Stored entries:

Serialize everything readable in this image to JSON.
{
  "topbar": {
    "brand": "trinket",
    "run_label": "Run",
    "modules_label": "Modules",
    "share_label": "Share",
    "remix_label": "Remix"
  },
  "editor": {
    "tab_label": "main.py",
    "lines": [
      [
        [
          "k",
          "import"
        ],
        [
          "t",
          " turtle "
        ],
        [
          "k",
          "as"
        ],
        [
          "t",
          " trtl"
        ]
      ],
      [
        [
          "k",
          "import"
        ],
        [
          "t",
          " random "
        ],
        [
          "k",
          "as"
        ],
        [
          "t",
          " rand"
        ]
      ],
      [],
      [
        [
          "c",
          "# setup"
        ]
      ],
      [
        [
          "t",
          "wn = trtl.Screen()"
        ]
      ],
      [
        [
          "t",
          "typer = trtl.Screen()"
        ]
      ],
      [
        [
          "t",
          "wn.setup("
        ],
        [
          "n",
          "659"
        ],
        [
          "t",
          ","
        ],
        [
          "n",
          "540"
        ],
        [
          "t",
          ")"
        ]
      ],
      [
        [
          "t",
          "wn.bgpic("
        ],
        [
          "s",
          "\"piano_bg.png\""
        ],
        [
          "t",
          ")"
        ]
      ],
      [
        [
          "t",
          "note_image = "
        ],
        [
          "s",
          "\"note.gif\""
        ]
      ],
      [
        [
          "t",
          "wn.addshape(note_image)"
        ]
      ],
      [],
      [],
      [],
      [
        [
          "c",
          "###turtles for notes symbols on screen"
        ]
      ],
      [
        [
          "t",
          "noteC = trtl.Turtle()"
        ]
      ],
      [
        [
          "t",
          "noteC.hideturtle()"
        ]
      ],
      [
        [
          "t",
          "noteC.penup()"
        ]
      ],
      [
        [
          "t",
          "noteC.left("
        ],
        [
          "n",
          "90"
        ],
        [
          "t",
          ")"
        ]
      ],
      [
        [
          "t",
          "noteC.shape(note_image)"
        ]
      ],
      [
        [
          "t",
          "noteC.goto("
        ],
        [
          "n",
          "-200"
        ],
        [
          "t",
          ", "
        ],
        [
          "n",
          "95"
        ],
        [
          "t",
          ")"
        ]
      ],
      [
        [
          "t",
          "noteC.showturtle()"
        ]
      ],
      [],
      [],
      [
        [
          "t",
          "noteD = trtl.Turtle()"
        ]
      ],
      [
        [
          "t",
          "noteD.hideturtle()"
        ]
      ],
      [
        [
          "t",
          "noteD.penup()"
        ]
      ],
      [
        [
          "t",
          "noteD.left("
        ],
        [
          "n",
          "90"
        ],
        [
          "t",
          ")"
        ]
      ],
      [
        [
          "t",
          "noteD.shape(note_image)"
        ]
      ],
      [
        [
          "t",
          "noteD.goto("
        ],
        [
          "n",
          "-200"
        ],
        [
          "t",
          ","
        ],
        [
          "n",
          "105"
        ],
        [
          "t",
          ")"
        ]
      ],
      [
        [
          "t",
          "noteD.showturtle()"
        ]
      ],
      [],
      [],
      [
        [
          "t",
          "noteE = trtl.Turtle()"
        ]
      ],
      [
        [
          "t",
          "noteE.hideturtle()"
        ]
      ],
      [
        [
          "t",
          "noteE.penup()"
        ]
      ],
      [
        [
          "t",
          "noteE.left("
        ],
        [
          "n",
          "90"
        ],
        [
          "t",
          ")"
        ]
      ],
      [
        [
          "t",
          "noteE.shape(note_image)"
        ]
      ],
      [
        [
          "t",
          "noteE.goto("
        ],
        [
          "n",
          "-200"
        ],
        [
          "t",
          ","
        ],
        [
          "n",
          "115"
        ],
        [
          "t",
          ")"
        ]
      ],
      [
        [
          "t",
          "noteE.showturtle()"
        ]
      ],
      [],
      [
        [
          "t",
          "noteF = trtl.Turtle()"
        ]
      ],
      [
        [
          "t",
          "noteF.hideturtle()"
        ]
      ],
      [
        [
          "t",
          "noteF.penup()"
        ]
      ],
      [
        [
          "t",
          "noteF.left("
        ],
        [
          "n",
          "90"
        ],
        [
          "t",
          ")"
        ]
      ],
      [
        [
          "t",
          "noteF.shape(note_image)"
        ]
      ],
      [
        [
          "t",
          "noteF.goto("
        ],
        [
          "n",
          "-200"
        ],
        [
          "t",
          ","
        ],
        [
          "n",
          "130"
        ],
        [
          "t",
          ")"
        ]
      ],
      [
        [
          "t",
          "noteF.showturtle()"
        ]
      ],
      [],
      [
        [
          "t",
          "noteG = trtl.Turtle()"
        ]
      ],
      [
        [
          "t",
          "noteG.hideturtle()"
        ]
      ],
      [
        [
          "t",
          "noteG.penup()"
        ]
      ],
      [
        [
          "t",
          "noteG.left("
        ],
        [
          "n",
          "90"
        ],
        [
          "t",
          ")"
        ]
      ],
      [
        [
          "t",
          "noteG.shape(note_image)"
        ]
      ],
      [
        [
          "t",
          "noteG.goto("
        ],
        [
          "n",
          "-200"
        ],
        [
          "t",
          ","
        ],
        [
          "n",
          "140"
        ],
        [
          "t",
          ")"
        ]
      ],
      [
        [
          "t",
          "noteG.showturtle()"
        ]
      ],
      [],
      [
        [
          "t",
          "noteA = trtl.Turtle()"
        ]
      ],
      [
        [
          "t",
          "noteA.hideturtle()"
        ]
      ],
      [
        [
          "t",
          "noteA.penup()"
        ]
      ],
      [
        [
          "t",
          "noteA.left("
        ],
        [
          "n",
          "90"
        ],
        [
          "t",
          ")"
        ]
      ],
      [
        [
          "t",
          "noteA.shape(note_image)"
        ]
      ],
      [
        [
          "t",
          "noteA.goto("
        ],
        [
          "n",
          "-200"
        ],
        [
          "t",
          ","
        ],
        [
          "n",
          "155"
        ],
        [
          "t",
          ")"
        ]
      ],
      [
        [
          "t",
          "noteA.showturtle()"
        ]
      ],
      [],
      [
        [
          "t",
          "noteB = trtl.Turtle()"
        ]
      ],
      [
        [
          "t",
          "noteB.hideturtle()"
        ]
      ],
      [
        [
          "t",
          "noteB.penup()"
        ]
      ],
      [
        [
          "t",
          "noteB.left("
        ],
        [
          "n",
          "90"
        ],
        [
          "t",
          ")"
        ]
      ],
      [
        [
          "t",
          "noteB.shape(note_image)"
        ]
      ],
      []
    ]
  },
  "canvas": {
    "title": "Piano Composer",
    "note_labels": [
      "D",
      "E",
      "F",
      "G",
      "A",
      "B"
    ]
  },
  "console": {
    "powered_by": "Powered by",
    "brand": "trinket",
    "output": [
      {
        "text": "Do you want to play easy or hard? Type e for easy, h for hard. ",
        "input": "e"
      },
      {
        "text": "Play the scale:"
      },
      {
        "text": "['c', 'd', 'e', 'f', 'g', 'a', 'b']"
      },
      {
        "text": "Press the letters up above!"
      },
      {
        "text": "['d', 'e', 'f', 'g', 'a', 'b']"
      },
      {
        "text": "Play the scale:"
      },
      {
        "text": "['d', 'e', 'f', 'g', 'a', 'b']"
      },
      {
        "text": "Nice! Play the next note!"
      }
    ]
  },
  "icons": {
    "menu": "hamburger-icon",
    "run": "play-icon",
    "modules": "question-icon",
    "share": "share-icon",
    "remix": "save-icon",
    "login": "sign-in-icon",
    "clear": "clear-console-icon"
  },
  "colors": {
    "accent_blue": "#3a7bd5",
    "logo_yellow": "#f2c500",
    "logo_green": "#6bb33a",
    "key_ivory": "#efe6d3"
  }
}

Instruction ▸ All of the entries must be quoted exactly; please include each one.

Final result ▸
Serialize everything readable in this image to JSON.
{
  "topbar": {
    "brand": "trinket",
    "run_label": "Run",
    "modules_label": "Modules",
    "share_label": "Share",
    "remix_label": "Remix"
  },
  "editor": {
    "tab_label": "main.py",
    "lines": [
      [
        [
          "k",
          "import"
        ],
        [
          "t",
          " turtle "
        ],
        [
          "k",
          "as"
        ],
        [
          "t",
          " trtl"
        ]
      ],
      [
        [
          "k",
          "import"
        ],
        [
          "t",
          " random "
        ],
        [
          "k",
          "as"
        ],
        [
          "t",
          " rand"
        ]
      ],
      [],
      [
        [
          "c",
          "# setup"
        ]
      ],
      [
        [
          "t",
          "wn = trtl.Screen()"
        ]
      ],
      [
        [
          "t",
          "typer = trtl.Screen()"
        ]
      ],
      [
        [
          "t",
          "wn.setup("
        ],
        [
          "n",
          "659"
        ],
        [
          "t",
          ","
        ],
        [
          "n",
          "540"
        ],
        [
          "t",
          ")"
        ]
      ],
      [
        [
          "t",
          "wn.bgpic("
        ],
        [
          "s",
          "\"piano_bg.png\""
        ],
        [
          "t",
          ")"
        ]
      ],
      [
        [
          "t",
          "note_image = "
        ],
        [
          "s",
          "\"note.gif\""
        ]
      ],
      [
        [
          "t",
          "wn.addshape(note_image)"
        ]
      ],
      [],
      [],
      [],
      [
        [
          "c",
          "###turtles for notes symbols on screen"
        ]
      ],
      [
        [
          "t",
          "noteC = trtl.Turtle()"
        ]
      ],
      [
        [
          "t",
          "noteC.hideturtle()"
        ]
      ],
      [
        [
          "t",
          "noteC.penup()"
        ]
      ],
      [
        [
          "t",
          "noteC.left("
        ],
        [
          "n",
          "90"
        ],
        [
          "t",
          ")"
        ]
      ],
      [
        [
          "t",
          "noteC.shape(note_image)"
        ]
      ],
      [
        [
          "t",
          "noteC.goto("
        ],
        [
          "n",
          "-200"
        ],
        [
          "t",
          ", "
        ],
        [
          "n",
          "95"
        ],
        [
          "t",
          ")"
        ]
      ],
      [
        [
          "t",
          "noteC.showturtle()"
        ]
      ],
      [],
      [],
      [
        [
          "t",
          "noteD = trtl.Turtle()"
        ]
      ],
      [
        [
          "t",
          "noteD.hideturtle()"
        ]
      ],
      [
        [
          "t",
          "noteD.penup()"
        ]
      ],
      [
        [
          "t",
          "noteD.left("
        ],
        [
          "n",
          "90"
        ],
        [
          "t",
          ")"
        ]
      ],
      [
        [
          "t",
          "noteD.shape(note_image)"
        ]
      ],
      [
        [
          "t",
          "noteD.goto("
        ],
        [
          "n",
          "-200"
        ],
        [
          "t",
          ","
        ],
        [
          "n",
          "105"
        ],
        [
          "t",
          ")"
        ]
      ],
      [
        [
          "t",
          "noteD.showturtle()"
        ]
      ],
      [],
      [],
      [
        [
          "t",
          "noteE = trtl.Turtle()"
        ]
      ],
      [
        [
          "t",
          "noteE.hideturtle()"
        ]
      ],
      [
        [
          "t",
          "noteE.penup()"
        ]
      ],
      [
        [
          "t",
          "noteE.left("
        ],
        [
          "n",
          "90"
        ],
        [
          "t",
          ")"
        ]
      ],
      [
        [
          "t",
          "noteE.shape(note_image)"
        ]
      ],
      [
        [
          "t",
          "noteE.goto("
        ],
        [
          "n",
          "-200"
        ],
        [
          "t",
          ","
        ],
        [
          "n",
          "115"
        ],
        [
          "t",
          ")"
        ]
      ],
      [
        [
          "t",
          "noteE.showturtle()"
        ]
      ],
      [],
      [
        [
          "t",
          "noteF = trtl.Turtle()"
        ]
      ],
      [
        [
          "t",
          "noteF.hideturtle()"
        ]
      ],
      [
        [
          "t",
          "noteF.penup()"
        ]
      ],
      [
        [
          "t",
          "noteF.left("
        ],
        [
          "n",
          "90"
        ],
        [
          "t",
          ")"
        ]
      ],
      [
        [
          "t",
          "noteF.shape(note_image)"
        ]
      ],
      [
        [
          "t",
          "noteF.goto("
        ],
        [
          "n",
          "-200"
        ],
        [
          "t",
          ","
        ],
        [
          "n",
          "130"
        ],
        [
          "t",
          ")"
        ]
      ],
      [
        [
          "t",
          "noteF.showturtle()"
        ]
      ],
      [],
      [
        [
          "t",
          "noteG = trtl.Turtle()"
        ]
      ],
      [
        [
          "t",
          "noteG.hideturtle()"
        ]
      ],
      [
        [
          "t",
          "noteG.penup()"
        ]
      ],
      [
        [
          "t",
          "noteG.left("
        ],
        [
          "n",
          "90"
        ],
        [
          "t",
          ")"
        ]
      ],
      [
        [
          "t",
          "noteG.shape(note_image)"
        ]
      ],
      [
        [
          "t",
          "noteG.goto("
        ],
        [
          "n",
          "-200"
        ],
        [
          "t",
          ","
        ],
        [
          "n",
          "140"
        ],
        [
          "t",
          ")"
        ]
      ],
      [
        [
          "t",
          "noteG.showturtle()"
        ]
      ],
      [],
      [
        [
          "t",
          "noteA = trtl.Turtle()"
        ]
      ],
      [
        [
          "t",
          "noteA.hideturtle()"
        ]
      ],
      [
        [
          "t",
          "noteA.penup()"
        ]
      ],
      [
        [
          "t",
          "noteA.left("
        ],
        [
          "n",
          "90"
        ],
        [
          "t",
          ")"
        ]
      ],
      [
        [
          "t",
          "noteA.shape(note_image)"
        ]
      ],
      [
        [
          "t",
          "noteA.goto("
        ],
        [
          "n",
          "-200"
        ],
        [
          "t",
          ","
        ],
        [
          "n",
          "155"
        ],
        [
          "t",
          ")"
        ]
      ],
      [
        [
          "t",
          "noteA.showturtle()"
        ]
      ],
      [],
      [
        [
          "t",
          "noteB = trtl.Turtle()"
        ]
      ],
      [
        [
          "t",
          "noteB.hideturtle()"
        ]
      ],
      [
        [
          "t",
          "noteB.penup()"
        ]
      ],
      [
        [
          "t",
          "noteB.left("
        ],
        [
          "n",
          "90"
        ],
        [
          "t",
          ")"
        ]
      ],
      [
        [
          "t",
          "noteB.shape(note_image)"
        ]
      ],
      []
    ]
  },
  "canvas": {
    "title": "Piano Composer",
    "note_labels": [
      "D",
      "E",
      "F",
      "G",
      "A",
      "B"
    ]
  },
  "console": {
    "powered_by": "Powered by",
    "brand": "trinket",
    "output": [
      {
        "text": "Do you want to play easy or hard? Type e for easy, h for hard. ",
        "input": "e"
      },
      {
        "text": "Play the scale:"
      },
      {
        "text": "['c', 'd', 'e', 'f', 'g', 'a', 'b']"
      },
      {
        "text": "Press the letters up above!"
      },
      {
        "text": "['d', 'e', 'f', 'g', 'a', 'b']"
      },
      {
        "text": "Play the scale:"
      },
      {
        "text": "['d', 'e', 'f', 'g', 'a', 'b']"
      },
      {
        "text": "Nice! Play the next note!"
      }
    ]
  },
  "icons": {
    "menu": "hamburger-icon",
    "run": "play-icon",
    "modules": "question-icon",
    "share": "share-icon",
    "remix": "save-icon",
    "login": "sign-in-icon",
    "clear": "clear-console-icon"
  },
  "colors": {
    "accent_blue": "#3a7bd5",
    "logo_yellow": "#f2c500",
    "logo_green": "#6bb33a",
    "key_ivory": "#efe6d3"
  }
}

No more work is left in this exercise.